● **Problem requirements**: Retype the records from their first line through the line containing "settings-dropdown[interactable]: 设置 [2090,12,2260,70]", inclusive, exactly as they appear.

═════ Records for the task ═════

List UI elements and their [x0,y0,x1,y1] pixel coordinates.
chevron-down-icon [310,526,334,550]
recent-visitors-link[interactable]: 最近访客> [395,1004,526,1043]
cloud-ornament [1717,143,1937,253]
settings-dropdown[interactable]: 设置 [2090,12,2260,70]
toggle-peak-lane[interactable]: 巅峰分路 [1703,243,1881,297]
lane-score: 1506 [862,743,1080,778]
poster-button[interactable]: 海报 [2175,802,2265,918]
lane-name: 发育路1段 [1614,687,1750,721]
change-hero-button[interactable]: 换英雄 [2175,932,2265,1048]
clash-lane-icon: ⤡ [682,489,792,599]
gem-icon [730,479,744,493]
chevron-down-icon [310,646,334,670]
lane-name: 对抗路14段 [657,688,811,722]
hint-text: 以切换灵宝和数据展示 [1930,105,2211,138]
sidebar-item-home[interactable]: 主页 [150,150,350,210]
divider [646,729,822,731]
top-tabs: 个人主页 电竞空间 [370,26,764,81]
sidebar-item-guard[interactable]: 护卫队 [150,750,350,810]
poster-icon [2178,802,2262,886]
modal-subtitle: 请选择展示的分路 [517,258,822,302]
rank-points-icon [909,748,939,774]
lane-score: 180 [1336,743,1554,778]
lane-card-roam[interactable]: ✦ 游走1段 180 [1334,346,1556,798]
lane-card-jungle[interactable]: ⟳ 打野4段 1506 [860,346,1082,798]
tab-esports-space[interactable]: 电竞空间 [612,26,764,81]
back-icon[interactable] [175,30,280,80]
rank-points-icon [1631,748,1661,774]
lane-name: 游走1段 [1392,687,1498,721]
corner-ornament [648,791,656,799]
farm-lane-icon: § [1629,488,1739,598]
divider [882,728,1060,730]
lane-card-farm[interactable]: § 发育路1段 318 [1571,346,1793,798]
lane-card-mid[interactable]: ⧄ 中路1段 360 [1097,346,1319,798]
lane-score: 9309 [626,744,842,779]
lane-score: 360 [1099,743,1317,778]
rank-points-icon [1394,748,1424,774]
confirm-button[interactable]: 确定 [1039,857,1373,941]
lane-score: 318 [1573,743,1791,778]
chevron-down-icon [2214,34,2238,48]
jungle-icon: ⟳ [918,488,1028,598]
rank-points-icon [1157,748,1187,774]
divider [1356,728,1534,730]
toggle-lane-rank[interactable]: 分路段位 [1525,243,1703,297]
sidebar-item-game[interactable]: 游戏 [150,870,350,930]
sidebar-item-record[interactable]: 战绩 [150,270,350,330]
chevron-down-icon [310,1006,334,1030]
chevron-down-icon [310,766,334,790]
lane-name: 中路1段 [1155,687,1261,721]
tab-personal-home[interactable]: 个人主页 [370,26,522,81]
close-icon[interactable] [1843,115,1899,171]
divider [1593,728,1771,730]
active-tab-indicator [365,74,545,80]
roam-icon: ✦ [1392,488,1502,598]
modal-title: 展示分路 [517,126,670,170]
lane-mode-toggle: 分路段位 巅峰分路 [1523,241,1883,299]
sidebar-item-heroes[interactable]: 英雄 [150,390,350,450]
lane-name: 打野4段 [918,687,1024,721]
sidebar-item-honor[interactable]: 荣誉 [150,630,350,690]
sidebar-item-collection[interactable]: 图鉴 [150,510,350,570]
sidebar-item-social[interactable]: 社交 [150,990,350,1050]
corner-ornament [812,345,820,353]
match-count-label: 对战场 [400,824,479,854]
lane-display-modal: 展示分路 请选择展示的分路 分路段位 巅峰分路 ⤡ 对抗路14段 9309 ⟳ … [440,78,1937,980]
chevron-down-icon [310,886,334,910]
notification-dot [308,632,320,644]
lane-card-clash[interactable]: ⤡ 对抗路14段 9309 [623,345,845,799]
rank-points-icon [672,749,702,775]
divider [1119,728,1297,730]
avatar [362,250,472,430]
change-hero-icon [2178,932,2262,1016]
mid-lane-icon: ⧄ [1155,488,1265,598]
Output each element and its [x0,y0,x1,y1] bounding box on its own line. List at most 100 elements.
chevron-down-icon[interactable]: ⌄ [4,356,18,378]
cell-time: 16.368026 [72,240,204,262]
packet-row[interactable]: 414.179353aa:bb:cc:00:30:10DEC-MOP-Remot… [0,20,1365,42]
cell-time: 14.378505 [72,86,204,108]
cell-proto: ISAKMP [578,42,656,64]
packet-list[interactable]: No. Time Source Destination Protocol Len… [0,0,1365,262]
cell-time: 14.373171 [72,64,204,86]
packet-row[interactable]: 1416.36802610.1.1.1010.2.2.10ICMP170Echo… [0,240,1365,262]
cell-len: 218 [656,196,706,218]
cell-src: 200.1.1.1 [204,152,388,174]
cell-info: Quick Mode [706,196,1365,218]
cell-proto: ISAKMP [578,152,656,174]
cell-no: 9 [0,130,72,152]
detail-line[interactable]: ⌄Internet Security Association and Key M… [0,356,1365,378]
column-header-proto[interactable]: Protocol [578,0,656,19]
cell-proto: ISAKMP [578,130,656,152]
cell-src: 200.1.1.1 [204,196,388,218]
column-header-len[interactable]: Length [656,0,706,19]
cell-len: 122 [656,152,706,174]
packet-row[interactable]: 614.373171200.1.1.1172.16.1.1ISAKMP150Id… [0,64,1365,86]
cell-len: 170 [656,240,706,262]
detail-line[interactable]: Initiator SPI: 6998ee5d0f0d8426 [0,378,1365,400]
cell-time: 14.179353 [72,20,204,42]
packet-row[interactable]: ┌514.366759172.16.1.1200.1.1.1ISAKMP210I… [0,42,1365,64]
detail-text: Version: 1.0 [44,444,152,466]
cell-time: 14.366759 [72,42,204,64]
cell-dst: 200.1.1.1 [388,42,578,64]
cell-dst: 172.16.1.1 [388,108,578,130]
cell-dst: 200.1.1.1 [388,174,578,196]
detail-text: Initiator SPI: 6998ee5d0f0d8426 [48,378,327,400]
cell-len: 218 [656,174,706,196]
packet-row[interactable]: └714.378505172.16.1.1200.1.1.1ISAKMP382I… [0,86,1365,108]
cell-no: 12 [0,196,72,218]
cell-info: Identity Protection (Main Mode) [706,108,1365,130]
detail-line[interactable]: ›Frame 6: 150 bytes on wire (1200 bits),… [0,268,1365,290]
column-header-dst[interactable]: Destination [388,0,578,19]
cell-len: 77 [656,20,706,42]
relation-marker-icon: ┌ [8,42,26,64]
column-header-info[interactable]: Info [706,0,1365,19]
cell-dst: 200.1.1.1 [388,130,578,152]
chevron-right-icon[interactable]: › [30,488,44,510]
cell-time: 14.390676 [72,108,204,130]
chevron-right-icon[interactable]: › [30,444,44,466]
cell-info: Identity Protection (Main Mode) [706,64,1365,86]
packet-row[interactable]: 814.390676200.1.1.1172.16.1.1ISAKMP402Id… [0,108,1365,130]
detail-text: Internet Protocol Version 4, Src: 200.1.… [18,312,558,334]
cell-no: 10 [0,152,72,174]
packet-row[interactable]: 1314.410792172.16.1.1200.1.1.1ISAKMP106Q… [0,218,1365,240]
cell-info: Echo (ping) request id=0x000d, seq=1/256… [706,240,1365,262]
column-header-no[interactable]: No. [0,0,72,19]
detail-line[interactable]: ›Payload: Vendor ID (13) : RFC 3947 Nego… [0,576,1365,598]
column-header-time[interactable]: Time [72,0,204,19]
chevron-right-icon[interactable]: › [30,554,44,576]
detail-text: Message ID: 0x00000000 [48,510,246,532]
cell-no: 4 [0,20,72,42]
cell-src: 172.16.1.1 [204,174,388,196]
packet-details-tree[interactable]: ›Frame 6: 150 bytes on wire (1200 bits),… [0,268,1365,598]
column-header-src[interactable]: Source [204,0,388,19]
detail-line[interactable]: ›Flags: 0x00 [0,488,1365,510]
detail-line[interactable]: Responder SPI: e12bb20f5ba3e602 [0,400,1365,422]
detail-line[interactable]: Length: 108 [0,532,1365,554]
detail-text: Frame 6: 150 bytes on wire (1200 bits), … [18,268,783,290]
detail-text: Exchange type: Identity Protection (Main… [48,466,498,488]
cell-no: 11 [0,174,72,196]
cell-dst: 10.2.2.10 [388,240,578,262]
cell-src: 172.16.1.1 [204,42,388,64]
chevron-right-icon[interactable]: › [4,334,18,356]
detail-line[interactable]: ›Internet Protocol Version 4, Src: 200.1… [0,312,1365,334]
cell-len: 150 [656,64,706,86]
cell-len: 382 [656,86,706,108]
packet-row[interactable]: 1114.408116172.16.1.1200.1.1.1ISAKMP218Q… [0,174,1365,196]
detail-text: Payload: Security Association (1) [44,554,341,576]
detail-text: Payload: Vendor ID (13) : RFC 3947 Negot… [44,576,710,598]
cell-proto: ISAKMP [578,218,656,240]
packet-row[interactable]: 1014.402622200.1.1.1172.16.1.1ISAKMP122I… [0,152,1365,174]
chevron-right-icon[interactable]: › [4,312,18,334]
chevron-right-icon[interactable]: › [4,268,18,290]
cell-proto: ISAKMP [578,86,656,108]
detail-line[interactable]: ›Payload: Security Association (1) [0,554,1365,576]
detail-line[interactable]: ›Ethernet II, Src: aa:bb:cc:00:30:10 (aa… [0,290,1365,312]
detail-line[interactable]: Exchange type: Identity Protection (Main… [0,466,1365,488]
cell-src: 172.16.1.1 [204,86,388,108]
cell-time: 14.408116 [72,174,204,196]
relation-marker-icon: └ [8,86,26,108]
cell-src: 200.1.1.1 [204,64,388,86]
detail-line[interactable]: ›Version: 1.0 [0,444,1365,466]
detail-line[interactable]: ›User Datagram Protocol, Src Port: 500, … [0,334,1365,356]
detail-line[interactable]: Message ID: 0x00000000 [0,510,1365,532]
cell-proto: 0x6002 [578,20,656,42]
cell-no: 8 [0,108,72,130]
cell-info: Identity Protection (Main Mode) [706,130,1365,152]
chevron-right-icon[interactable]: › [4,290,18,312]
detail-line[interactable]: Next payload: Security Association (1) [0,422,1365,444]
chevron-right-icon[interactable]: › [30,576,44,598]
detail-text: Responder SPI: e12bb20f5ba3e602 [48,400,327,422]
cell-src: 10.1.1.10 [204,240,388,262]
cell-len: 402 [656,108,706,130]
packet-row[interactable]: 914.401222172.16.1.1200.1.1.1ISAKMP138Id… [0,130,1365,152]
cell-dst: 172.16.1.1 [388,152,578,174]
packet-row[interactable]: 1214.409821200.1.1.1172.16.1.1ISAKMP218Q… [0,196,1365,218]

═════

● **Output**:
List UI elements and their [x0,y0,x1,y1] pixel coordinates.
chevron-down-icon [310,526,334,550]
recent-visitors-link[interactable]: 最近访客> [395,1004,526,1043]
cloud-ornament [1717,143,1937,253]
settings-dropdown[interactable]: 设置 [2090,12,2260,70]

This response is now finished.